Write the records out again, keeping each line exactly as it is.

────────────────────────────────────────

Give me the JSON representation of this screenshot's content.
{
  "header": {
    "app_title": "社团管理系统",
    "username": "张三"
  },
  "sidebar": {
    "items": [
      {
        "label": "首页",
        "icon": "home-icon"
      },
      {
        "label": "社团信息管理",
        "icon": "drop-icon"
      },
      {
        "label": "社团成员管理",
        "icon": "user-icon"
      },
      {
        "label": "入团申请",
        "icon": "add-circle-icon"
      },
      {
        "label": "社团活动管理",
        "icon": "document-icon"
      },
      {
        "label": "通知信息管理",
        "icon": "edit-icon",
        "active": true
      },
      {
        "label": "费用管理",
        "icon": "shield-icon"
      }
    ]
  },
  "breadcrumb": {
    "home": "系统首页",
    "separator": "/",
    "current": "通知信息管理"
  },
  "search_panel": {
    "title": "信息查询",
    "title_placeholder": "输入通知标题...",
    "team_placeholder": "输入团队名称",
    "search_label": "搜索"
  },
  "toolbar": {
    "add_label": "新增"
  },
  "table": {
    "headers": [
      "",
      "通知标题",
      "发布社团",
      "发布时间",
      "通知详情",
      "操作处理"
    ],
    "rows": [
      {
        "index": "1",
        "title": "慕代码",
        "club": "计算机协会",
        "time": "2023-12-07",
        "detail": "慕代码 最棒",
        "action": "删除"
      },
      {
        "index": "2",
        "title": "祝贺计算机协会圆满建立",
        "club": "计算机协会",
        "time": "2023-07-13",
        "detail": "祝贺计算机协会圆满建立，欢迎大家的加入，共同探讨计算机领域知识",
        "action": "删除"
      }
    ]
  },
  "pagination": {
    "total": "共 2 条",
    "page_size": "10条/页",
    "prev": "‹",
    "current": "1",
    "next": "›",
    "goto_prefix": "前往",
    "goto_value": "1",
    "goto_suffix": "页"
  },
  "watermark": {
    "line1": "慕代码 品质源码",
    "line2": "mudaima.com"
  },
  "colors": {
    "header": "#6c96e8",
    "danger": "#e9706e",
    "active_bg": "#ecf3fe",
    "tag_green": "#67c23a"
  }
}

────────────────────────────────────────

→ TASK SOLUTION:
Give me the JSON representation of this screenshot's content.
{
  "header": {
    "app_title": "社团管理系统",
    "username": "张三"
  },
  "sidebar": {
    "items": [
      {
        "label": "首页",
        "icon": "home-icon"
      },
      {
        "label": "社团信息管理",
        "icon": "drop-icon"
      },
      {
        "label": "社团成员管理",
        "icon": "user-icon"
      },
      {
        "label": "入团申请",
        "icon": "add-circle-icon"
      },
      {
        "label": "社团活动管理",
        "icon": "document-icon"
      },
      {
        "label": "通知信息管理",
        "icon": "edit-icon",
        "active": true
      },
      {
        "label": "费用管理",
        "icon": "shield-icon"
      }
    ]
  },
  "breadcrumb": {
    "home": "系统首页",
    "separator": "/",
    "current": "通知信息管理"
  },
  "search_panel": {
    "title": "信息查询",
    "title_placeholder": "输入通知标题...",
    "team_placeholder": "输入团队名称",
    "search_label": "搜索"
  },
  "toolbar": {
    "add_label": "新增"
  },
  "table": {
    "headers": [
      "",
      "通知标题",
      "发布社团",
      "发布时间",
      "通知详情",
      "操作处理"
    ],
    "rows": [
      {
        "index": "1",
        "title": "慕代码",
        "club": "计算机协会",
        "time": "2023-12-07",
        "detail": "慕代码 最棒",
        "action": "删除"
      },
      {
        "index": "2",
        "title": "祝贺计算机协会圆满建立",
        "club": "计算机协会",
        "time": "2023-07-13",
        "detail": "祝贺计算机协会圆满建立，欢迎大家的加入，共同探讨计算机领域知识",
        "action": "删除"
      }
    ]
  },
  "pagination": {
    "total": "共 2 条",
    "page_size": "10条/页",
    "prev": "‹",
    "current": "1",
    "next": "›",
    "goto_prefix": "前往",
    "goto_value": "1",
    "goto_suffix": "页"
  },
  "watermark": {
    "line1": "慕代码 品质源码",
    "line2": "mudaima.com"
  },
  "colors": {
    "header": "#6c96e8",
    "danger": "#e9706e",
    "active_bg": "#ecf3fe",
    "tag_green": "#67c23a"
  }
}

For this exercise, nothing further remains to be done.